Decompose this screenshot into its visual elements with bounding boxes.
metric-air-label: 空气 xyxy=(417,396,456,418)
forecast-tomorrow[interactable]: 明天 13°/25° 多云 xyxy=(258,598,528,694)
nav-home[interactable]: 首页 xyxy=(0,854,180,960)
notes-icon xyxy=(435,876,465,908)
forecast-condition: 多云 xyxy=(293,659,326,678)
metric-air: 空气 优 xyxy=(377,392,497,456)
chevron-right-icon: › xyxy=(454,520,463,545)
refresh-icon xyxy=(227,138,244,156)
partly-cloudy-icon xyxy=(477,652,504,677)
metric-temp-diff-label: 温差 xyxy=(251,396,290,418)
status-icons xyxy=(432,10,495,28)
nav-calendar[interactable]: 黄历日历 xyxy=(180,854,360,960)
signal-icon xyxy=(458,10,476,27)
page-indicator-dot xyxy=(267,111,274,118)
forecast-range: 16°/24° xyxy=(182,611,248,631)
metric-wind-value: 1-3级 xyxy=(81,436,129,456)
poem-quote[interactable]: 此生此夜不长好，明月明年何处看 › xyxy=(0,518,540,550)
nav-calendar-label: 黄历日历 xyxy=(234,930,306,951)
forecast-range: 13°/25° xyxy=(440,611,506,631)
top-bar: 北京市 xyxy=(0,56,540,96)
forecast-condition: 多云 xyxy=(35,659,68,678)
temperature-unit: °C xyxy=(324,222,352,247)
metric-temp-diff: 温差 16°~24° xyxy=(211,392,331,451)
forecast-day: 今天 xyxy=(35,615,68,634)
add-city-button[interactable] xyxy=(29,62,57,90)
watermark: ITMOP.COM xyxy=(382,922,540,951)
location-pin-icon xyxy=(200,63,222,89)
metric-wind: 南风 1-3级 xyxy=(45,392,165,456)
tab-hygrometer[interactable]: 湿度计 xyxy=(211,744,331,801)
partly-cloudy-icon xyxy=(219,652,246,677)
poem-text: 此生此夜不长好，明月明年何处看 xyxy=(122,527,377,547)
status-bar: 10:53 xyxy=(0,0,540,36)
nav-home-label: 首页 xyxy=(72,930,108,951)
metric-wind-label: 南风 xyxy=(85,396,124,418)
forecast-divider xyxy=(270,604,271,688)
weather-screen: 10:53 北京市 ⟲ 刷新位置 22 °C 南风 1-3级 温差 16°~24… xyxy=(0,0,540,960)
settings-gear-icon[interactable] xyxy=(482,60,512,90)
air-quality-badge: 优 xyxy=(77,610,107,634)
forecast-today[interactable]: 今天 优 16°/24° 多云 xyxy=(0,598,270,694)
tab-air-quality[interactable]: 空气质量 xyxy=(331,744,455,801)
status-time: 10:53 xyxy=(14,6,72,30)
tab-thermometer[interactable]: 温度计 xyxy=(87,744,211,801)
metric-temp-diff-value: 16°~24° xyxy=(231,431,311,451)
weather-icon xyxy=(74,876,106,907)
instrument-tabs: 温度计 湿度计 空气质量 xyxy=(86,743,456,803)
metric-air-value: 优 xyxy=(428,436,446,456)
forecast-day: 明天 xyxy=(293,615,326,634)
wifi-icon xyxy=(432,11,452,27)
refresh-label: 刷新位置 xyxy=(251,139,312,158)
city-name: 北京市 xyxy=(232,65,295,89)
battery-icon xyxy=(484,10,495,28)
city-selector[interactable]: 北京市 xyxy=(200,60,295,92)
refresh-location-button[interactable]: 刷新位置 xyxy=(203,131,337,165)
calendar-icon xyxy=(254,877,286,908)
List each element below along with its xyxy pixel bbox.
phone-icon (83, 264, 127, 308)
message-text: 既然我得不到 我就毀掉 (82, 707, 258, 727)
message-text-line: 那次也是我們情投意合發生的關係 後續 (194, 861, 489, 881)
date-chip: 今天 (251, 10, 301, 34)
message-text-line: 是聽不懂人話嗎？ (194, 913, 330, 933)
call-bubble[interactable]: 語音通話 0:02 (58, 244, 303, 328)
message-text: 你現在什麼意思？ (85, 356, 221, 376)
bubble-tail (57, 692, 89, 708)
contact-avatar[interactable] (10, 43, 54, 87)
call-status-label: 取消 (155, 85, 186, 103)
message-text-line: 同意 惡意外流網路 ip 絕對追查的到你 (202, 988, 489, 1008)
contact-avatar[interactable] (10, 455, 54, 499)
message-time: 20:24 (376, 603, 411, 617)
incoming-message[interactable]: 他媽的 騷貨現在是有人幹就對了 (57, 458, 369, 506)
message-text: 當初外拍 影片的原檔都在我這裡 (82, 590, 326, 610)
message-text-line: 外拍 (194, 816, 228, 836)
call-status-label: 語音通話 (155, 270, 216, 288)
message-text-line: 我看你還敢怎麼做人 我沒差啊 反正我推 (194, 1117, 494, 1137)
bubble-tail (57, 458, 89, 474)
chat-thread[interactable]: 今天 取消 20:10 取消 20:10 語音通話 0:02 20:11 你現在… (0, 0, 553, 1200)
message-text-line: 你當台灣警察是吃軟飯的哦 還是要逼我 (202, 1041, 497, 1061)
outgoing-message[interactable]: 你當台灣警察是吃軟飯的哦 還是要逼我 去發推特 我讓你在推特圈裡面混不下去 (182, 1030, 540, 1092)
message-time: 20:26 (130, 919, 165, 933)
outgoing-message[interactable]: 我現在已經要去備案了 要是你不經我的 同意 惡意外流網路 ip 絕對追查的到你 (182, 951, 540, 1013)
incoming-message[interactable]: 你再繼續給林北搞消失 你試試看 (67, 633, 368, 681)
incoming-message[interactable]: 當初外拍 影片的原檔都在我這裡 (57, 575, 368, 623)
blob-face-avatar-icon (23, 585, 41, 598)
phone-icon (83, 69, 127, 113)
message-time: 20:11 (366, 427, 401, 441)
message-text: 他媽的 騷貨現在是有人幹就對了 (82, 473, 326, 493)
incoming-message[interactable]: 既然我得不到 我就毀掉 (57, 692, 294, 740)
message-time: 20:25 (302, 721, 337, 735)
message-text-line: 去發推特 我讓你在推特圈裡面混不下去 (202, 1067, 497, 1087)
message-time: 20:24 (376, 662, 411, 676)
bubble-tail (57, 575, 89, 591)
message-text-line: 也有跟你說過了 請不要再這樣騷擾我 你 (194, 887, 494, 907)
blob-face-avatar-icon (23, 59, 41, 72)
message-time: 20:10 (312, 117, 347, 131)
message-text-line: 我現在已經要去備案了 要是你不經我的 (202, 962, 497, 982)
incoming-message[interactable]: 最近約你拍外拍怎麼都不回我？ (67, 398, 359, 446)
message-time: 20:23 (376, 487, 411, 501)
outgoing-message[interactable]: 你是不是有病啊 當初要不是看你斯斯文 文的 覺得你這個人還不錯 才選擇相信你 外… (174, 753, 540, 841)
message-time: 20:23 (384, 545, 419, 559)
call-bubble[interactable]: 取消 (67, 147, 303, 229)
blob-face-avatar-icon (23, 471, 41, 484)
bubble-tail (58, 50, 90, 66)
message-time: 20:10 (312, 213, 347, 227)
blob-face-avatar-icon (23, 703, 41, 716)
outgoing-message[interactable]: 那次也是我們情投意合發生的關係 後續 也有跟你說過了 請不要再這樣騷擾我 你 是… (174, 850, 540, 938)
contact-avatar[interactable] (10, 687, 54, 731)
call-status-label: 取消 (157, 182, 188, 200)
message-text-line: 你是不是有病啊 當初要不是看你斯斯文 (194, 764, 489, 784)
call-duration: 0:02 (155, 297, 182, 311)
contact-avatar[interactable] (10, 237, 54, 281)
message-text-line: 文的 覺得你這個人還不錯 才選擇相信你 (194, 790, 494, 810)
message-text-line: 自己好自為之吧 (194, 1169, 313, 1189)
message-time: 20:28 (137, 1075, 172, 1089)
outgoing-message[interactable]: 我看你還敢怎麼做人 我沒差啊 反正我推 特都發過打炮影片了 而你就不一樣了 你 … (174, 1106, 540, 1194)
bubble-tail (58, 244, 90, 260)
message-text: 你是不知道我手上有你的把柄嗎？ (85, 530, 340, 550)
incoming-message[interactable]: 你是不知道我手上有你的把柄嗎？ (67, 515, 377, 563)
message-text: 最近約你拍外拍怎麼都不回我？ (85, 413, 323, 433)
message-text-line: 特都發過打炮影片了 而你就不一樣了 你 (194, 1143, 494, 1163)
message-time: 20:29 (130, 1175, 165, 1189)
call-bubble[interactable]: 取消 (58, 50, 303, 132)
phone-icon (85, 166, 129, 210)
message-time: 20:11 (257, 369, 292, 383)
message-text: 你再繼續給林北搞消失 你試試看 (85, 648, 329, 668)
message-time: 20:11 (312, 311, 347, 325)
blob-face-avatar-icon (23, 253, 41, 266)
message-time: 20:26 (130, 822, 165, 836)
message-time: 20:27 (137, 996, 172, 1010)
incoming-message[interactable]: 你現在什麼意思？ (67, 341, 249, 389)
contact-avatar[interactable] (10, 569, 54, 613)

────────────────────────────────────────

» **Requirement**:
Please copy the material above verbatim, from its first line through the line containing "top-bar: 北京市 xyxy=(0,56,540,96)", including both of those lines.

» **Solution below**:
Decompose this screenshot into its visual elements with bounding boxes.
metric-air-label: 空气 xyxy=(417,396,456,418)
forecast-tomorrow[interactable]: 明天 13°/25° 多云 xyxy=(258,598,528,694)
nav-home[interactable]: 首页 xyxy=(0,854,180,960)
notes-icon xyxy=(435,876,465,908)
forecast-condition: 多云 xyxy=(293,659,326,678)
metric-air: 空气 优 xyxy=(377,392,497,456)
chevron-right-icon: › xyxy=(454,520,463,545)
refresh-icon xyxy=(227,138,244,156)
partly-cloudy-icon xyxy=(477,652,504,677)
metric-temp-diff-label: 温差 xyxy=(251,396,290,418)
status-icons xyxy=(432,10,495,28)
nav-calendar[interactable]: 黄历日历 xyxy=(180,854,360,960)
signal-icon xyxy=(458,10,476,27)
page-indicator-dot xyxy=(267,111,274,118)
forecast-range: 16°/24° xyxy=(182,611,248,631)
metric-wind-value: 1-3级 xyxy=(81,436,129,456)
poem-quote[interactable]: 此生此夜不长好，明月明年何处看 › xyxy=(0,518,540,550)
nav-calendar-label: 黄历日历 xyxy=(234,930,306,951)
forecast-range: 13°/25° xyxy=(440,611,506,631)
top-bar: 北京市 xyxy=(0,56,540,96)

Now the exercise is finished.